Some records
********************

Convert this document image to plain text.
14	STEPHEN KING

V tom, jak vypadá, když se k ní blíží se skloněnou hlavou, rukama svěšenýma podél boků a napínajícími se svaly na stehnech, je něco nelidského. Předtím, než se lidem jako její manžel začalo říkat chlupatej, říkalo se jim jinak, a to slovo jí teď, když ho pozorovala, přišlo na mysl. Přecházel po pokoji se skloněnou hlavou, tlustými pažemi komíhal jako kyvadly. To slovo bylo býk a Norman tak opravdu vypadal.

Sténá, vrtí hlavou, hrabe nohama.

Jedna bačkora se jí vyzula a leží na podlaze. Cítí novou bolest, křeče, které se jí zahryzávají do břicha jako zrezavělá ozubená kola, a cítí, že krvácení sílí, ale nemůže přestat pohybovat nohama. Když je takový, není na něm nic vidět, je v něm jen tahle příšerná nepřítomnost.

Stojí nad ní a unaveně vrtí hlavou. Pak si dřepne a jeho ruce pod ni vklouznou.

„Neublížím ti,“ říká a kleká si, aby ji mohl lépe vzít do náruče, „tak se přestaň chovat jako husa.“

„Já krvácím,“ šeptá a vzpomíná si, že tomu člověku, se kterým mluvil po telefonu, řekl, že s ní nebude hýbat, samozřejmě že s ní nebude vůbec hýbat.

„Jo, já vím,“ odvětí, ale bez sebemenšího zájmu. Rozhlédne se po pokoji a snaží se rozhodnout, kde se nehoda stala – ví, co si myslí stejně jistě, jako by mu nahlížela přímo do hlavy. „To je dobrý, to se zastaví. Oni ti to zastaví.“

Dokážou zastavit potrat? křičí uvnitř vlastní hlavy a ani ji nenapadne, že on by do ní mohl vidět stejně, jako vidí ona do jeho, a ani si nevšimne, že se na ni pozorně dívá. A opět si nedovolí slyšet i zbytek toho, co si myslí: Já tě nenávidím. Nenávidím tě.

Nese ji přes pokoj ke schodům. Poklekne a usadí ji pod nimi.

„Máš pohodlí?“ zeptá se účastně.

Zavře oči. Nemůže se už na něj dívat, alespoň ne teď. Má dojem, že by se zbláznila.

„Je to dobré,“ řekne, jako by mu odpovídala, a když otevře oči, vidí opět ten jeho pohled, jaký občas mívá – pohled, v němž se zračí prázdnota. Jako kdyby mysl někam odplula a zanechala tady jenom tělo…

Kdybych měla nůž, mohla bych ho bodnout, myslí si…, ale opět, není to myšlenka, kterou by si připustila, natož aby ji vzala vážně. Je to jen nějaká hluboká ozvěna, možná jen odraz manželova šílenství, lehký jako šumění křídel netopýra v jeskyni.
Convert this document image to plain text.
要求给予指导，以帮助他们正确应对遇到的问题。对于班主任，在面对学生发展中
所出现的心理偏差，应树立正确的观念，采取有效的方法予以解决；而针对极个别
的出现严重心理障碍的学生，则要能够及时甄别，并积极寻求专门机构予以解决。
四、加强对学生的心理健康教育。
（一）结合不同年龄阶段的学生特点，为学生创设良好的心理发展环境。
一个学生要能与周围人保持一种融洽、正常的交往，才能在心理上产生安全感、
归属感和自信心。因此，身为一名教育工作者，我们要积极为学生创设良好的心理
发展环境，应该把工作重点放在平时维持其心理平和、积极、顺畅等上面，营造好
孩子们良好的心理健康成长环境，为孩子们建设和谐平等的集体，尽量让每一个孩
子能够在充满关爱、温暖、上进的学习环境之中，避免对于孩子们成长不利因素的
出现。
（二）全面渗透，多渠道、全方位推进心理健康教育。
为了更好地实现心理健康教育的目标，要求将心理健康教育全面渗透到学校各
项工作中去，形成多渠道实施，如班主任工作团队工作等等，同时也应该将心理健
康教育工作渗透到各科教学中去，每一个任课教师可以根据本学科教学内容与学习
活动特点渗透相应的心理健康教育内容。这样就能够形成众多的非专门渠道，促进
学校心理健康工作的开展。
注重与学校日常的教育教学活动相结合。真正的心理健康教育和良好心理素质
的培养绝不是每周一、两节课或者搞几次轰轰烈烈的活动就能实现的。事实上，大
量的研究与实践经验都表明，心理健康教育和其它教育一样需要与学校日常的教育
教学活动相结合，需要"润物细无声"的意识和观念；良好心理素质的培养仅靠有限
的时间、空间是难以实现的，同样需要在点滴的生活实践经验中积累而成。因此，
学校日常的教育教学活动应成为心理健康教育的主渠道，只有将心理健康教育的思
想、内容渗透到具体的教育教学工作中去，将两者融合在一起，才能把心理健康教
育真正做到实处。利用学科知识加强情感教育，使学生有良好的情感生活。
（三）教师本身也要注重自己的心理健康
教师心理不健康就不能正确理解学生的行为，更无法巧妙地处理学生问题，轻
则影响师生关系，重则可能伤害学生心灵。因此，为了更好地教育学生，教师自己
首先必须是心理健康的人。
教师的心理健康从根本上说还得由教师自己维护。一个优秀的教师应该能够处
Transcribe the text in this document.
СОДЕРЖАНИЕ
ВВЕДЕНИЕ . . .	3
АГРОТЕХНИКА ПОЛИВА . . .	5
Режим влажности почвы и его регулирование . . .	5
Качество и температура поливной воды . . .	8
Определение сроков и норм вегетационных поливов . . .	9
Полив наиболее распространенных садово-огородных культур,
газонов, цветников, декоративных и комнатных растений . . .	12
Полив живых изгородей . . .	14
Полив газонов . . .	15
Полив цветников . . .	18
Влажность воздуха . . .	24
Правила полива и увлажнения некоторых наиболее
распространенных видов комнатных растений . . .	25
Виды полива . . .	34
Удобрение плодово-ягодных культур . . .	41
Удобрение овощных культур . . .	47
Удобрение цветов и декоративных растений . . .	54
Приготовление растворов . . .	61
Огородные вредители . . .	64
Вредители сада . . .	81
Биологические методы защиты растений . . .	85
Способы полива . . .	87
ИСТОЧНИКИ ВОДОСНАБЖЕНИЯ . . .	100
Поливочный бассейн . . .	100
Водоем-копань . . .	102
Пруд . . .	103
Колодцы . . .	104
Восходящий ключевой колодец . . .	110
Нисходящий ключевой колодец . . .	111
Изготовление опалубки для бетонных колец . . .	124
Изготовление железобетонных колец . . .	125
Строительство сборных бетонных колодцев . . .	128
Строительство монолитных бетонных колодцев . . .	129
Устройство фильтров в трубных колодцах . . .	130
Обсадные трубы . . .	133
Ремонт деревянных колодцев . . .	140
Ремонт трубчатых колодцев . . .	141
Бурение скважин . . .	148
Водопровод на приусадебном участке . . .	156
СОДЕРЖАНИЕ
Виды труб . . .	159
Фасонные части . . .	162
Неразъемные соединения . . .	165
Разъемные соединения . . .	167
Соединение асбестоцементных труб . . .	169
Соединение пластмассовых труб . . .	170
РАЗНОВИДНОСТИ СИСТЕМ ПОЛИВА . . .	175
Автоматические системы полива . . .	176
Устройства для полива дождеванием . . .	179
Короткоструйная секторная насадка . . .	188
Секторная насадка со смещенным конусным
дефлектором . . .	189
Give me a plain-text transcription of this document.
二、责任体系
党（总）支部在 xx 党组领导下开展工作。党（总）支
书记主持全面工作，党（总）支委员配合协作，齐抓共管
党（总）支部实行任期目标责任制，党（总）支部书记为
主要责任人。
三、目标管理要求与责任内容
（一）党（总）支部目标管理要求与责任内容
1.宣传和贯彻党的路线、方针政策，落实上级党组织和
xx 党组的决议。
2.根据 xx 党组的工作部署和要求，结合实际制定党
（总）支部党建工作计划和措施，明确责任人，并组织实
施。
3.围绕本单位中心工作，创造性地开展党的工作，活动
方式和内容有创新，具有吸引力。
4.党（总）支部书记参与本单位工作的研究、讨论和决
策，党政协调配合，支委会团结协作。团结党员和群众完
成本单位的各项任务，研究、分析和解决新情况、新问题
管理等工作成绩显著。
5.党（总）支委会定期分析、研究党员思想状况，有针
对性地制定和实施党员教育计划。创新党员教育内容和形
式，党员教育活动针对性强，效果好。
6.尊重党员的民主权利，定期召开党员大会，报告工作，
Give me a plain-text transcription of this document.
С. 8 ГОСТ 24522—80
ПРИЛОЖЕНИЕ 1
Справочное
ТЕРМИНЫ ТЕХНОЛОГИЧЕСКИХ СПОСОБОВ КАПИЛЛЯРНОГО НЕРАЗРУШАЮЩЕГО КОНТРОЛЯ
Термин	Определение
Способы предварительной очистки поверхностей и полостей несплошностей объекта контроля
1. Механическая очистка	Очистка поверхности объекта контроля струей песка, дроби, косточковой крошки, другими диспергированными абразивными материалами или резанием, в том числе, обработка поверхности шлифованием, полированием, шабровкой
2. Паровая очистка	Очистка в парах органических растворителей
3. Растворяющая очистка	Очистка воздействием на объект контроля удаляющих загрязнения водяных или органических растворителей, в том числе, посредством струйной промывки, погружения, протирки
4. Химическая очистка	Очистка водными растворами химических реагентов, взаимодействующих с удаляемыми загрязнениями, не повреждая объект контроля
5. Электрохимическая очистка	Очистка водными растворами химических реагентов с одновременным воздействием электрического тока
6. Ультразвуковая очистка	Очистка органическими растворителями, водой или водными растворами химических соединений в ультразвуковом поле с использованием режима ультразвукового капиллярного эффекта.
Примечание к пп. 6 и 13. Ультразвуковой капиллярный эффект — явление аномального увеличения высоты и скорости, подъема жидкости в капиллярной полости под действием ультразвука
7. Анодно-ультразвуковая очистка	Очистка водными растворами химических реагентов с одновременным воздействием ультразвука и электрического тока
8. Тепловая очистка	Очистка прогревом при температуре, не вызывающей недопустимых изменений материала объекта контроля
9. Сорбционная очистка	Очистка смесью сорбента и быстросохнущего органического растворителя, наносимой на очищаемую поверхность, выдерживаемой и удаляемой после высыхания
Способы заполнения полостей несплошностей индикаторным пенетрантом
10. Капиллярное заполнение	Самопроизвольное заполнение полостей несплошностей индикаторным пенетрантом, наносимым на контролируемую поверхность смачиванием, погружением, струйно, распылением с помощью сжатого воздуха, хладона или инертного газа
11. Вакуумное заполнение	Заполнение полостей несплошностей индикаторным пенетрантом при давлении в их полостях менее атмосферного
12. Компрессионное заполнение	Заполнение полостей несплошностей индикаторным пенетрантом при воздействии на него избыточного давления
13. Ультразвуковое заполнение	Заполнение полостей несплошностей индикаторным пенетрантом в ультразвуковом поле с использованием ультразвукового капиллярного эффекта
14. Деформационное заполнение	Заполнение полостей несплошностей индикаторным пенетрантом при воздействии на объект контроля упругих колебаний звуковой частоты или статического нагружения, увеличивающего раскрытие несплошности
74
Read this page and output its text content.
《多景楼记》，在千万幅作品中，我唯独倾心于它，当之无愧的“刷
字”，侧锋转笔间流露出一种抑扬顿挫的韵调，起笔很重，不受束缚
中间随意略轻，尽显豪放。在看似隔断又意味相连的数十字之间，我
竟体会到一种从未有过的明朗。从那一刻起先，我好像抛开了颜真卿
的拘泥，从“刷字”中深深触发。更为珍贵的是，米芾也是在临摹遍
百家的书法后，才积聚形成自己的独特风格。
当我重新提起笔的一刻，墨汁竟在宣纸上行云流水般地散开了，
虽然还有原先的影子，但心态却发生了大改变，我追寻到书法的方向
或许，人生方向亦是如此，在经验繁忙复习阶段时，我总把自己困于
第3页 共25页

********************

▸ SET TASK
Reproduce only those lines of the entries above that run from the line with "Read this page and output its text content." to the final line.

▸ ANSWER TO THIS PROBLEM
Read this page and output its text content.
《多景楼记》，在千万幅作品中，我唯独倾心于它，当之无愧的“刷
字”，侧锋转笔间流露出一种抑扬顿挫的韵调，起笔很重，不受束缚
中间随意略轻，尽显豪放。在看似隔断又意味相连的数十字之间，我
竟体会到一种从未有过的明朗。从那一刻起先，我好像抛开了颜真卿
的拘泥，从“刷字”中深深触发。更为珍贵的是，米芾也是在临摹遍
百家的书法后，才积聚形成自己的独特风格。
当我重新提起笔的一刻，墨汁竟在宣纸上行云流水般地散开了，
虽然还有原先的影子，但心态却发生了大改变，我追寻到书法的方向
或许，人生方向亦是如此，在经验繁忙复习阶段时，我总把自己困于
第3页 共25页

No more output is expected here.